> [THE REQUEST] Reading down the listing below, count the lines where the word "PROMENADE" shows up, then give only that count.

> [SUPPLIED RECORDS]
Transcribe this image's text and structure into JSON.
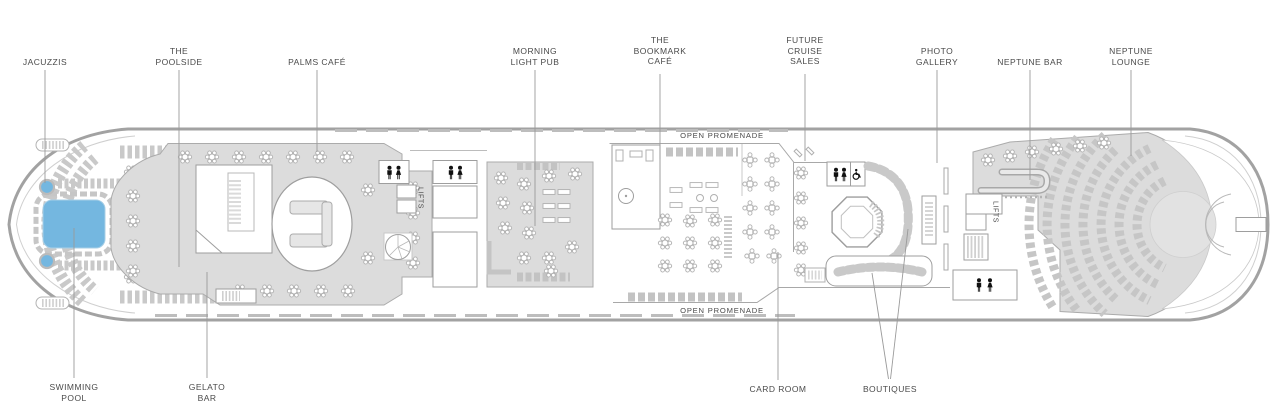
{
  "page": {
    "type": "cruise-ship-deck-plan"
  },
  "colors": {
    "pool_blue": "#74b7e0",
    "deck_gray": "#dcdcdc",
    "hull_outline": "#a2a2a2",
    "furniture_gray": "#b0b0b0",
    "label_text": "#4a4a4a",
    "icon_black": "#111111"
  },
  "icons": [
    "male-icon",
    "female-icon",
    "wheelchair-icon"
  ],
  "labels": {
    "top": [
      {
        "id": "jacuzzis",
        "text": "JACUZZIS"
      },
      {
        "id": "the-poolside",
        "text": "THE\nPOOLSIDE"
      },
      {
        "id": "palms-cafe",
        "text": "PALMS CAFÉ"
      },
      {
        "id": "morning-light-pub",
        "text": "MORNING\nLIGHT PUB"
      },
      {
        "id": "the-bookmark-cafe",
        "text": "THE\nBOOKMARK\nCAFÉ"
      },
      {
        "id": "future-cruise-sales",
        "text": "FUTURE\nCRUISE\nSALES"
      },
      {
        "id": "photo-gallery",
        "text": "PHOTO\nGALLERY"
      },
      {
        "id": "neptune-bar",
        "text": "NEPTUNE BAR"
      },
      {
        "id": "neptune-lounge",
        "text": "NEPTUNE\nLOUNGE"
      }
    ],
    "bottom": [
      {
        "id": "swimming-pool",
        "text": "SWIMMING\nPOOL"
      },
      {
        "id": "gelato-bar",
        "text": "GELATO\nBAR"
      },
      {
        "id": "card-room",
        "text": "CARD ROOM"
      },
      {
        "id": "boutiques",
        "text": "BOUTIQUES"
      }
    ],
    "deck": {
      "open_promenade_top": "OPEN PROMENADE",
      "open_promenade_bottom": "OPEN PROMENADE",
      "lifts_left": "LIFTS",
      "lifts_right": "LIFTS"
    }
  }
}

> [SOLUTION TO THIS TASK] 2